- **Okuma parçası**:

Meşrulaştırma Söylemi Olarak “Eril Faillik”

Hasan Ali Toptaş'in taciz skandalının ardından karşımıza çıkan, kendisinin ilginç kavramlarla bezediği Twitter paylaşımının içeriği, her bir cümlesinde ayrı ayrı soru işaretleri barındırıyor. Bu paylaşımda kendisinin ''yarattığı'' eril faillik kavramı fikrimce, suçu kendi-dışı-laştırmak için kullandığı gölge bir kavram. Amacı suçu saptırmak olan böyle bir gölge kavramın, Özgür Taburoğlu gibi kavramı kabul ederek Jung üzerinden bir animus arketipi olarak okunmasına katılmıyorum. Fikrimce ''eril faillik'' söylemi Toptaş tarafından, suçunu meşrulaştırma amacı ile ''yaratılmıştır'' ve bir kavram okuması yapılacaksa, bu kavramın beslendiği arketipler yerine, böyle bir kavramın neden üretilmeye ihtiyaç duyulduğu tartışılmalıdır.

- **Toplanan veriler**:
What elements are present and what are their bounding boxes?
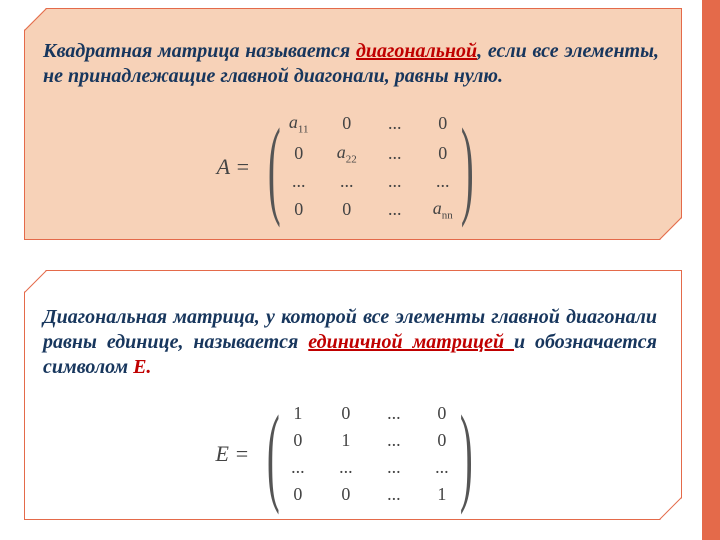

- **Aşağıdakileri tamamlayın**:
(1) Eril faillik yazısında "Meşrulaştırma Söylemi Olarak" sözleriyle başlayan ve "ihtiyaç duyulduğu tartışılmalıdır." sözleriyle biten bölümü, bu son sözler de dâhil olmak üzere harfi harfine kopyalayın.
(2) Eril faillik yazısına göre aşağıdaki soruları yanıtlayın.
(a) Hasan Ali Toptaş'ın söz konusu paylaşımı hangi platformda yer alıyor?
(b) Özgür Taburoğlu, eril faillik kavramını kimin üzerinden ve hangi arketip olarak okuyor?
(c) Yazara göre, bir kavram okuması yapılacaksa neyin tartışılması gerekir?

- **Görevlerin yanıtları**:
(1)
Meşrulaştırma Söylemi Olarak “Eril Faillik”

Hasan Ali Toptaş'in taciz skandalının ardından karşımıza çıkan, kendisinin ilginç kavramlarla bezediği Twitter paylaşımının içeriği, her bir cümlesinde ayrı ayrı soru işaretleri barındırıyor. Bu paylaşımda kendisinin ''yarattığı'' eril faillik kavramı fikrimce, suçu kendi-dışı-laştırmak için kullandığı gölge bir kavram. Amacı suçu saptırmak olan böyle bir gölge kavramın, Özgür Taburoğlu gibi kavramı kabul ederek Jung üzerinden bir animus arketipi olarak okunmasına katılmıyorum. Fikrimce ''eril faillik'' söylemi Toptaş tarafından, suçunu meşrulaştırma amacı ile ''yaratılmıştır'' ve bir kavram okuması yapılacaksa, bu kavramın beslendiği arketipler yerine, böyle bir kavramın neden üretilmeye ihtiyaç duyulduğu tartışılmalıdır.

(2)
(a) Twitter'da.
(b) Jung üzerinden, bir animus arketipi olarak.
(c) Böyle bir kavramın neden üretilmeye ihtiyaç duyulduğu tartışılmalıdır.